(Data listing)
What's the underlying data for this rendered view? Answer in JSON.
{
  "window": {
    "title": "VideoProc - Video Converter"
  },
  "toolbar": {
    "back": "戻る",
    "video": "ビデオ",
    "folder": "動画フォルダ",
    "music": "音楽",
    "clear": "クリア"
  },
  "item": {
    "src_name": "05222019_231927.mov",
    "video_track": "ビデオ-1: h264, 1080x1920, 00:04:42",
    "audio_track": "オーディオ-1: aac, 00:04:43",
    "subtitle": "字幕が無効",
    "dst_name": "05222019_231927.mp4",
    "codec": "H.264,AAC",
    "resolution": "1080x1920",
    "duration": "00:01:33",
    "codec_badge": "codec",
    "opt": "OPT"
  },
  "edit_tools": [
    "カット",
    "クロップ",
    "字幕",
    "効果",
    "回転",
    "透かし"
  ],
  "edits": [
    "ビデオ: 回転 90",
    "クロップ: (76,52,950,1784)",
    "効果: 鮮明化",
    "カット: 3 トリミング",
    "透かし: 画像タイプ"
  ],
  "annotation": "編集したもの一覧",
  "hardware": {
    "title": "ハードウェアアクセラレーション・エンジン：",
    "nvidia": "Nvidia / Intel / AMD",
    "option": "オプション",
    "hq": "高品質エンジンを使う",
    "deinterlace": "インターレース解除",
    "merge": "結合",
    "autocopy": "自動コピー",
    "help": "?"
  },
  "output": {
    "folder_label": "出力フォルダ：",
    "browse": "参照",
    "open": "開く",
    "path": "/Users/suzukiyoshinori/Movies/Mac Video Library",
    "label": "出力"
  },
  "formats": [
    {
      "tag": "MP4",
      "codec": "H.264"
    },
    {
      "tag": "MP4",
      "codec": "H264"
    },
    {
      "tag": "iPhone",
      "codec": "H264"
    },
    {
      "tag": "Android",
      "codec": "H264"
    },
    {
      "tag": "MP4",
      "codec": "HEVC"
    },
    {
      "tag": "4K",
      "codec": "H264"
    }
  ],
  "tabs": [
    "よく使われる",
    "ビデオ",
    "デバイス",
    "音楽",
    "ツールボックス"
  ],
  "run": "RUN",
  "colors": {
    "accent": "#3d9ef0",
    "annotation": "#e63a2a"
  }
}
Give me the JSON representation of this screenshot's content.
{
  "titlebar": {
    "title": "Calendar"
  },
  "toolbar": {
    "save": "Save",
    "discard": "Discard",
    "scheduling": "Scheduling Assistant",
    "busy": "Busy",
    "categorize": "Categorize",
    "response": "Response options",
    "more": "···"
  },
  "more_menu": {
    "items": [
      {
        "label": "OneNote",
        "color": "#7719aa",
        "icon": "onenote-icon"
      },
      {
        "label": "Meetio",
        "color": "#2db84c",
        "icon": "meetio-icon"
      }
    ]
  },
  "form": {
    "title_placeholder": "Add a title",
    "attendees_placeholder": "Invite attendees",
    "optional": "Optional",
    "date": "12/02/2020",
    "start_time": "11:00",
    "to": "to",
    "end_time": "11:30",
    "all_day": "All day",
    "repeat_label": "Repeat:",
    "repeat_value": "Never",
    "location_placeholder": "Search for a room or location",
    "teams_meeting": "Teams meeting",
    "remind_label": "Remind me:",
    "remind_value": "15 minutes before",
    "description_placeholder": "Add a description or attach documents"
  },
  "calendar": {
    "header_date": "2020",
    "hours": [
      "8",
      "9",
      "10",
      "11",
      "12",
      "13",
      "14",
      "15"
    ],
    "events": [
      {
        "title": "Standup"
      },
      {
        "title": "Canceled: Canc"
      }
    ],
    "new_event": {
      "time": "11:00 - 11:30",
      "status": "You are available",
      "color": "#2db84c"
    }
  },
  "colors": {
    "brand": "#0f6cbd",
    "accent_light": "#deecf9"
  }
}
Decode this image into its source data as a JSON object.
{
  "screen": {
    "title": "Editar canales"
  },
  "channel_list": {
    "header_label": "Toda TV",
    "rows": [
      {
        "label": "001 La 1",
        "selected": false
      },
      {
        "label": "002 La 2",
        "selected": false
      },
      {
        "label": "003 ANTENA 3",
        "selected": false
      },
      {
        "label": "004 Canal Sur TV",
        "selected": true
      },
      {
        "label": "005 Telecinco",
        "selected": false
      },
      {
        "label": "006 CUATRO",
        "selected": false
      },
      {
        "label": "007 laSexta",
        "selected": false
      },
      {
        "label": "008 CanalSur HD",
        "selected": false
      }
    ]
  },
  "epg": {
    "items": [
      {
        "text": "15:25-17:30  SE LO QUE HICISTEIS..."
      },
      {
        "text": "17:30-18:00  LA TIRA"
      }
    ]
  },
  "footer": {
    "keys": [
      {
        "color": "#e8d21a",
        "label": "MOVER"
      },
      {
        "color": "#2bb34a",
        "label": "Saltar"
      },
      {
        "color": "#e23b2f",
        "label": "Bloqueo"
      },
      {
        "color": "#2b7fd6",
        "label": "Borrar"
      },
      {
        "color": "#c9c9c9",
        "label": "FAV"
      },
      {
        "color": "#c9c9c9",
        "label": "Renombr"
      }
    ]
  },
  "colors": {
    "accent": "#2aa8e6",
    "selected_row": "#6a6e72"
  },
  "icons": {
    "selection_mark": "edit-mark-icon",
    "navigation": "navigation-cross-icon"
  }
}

--

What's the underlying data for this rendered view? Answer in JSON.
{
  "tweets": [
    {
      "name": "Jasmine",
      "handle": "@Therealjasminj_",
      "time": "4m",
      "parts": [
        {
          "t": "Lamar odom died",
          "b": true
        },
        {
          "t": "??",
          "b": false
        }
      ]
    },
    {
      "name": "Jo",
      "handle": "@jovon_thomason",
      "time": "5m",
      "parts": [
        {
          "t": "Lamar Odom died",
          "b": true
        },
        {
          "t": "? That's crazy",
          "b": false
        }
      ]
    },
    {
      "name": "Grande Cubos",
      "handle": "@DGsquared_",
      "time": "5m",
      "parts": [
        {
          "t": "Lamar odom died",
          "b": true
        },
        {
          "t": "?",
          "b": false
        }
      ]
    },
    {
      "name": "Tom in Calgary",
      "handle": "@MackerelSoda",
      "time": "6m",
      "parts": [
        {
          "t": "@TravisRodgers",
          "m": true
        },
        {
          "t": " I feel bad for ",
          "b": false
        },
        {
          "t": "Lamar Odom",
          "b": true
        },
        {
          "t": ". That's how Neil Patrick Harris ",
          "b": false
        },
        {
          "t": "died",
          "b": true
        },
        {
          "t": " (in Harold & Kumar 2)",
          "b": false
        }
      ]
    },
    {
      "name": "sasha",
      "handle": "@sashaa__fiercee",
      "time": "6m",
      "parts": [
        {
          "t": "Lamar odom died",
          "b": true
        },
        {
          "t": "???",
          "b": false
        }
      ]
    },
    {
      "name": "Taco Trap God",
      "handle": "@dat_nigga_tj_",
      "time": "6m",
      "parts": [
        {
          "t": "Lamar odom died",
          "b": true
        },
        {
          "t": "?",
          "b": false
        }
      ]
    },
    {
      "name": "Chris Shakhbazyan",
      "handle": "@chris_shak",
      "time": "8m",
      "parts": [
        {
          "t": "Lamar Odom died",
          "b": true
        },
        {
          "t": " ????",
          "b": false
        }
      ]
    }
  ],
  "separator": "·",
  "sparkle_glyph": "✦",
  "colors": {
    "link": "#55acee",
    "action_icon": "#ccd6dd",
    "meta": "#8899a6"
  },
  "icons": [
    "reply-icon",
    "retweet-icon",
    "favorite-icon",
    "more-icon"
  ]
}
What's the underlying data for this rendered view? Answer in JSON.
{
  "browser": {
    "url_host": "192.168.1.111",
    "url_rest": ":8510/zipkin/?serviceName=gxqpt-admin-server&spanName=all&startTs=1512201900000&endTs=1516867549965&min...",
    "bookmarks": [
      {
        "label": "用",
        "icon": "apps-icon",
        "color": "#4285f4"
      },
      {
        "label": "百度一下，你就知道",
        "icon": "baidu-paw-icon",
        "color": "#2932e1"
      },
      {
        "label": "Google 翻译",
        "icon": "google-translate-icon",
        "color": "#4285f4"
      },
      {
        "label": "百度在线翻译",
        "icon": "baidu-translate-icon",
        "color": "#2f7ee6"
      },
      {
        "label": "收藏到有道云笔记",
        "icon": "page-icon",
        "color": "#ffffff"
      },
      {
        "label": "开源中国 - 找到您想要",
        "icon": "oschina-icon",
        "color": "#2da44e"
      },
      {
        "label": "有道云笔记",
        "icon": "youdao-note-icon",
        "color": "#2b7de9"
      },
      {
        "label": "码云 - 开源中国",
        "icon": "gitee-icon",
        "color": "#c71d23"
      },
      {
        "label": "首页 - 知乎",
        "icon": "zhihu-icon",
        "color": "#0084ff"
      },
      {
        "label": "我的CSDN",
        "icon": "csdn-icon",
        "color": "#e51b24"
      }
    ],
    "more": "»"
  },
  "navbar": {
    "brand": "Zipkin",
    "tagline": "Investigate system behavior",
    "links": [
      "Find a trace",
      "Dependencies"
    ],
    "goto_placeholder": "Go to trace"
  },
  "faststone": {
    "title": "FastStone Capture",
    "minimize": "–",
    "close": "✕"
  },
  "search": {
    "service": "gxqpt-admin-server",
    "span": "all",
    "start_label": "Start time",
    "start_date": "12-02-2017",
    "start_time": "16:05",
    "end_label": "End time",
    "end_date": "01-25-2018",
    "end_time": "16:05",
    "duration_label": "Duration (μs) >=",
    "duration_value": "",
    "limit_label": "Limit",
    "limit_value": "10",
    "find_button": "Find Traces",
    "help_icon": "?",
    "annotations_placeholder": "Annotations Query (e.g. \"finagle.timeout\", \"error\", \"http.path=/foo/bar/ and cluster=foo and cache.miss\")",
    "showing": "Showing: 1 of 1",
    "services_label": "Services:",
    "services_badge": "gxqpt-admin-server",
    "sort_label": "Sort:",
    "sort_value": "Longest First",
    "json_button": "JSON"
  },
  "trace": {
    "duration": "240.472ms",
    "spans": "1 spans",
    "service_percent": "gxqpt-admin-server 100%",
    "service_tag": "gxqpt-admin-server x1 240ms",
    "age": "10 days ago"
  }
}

**Your goal**
In the lines above, locate the string "That". Copy every line where it occurs.

**Completed exercise**
          "t": "? That's crazy",
          "t": ". That's how Neil Patrick Harris ",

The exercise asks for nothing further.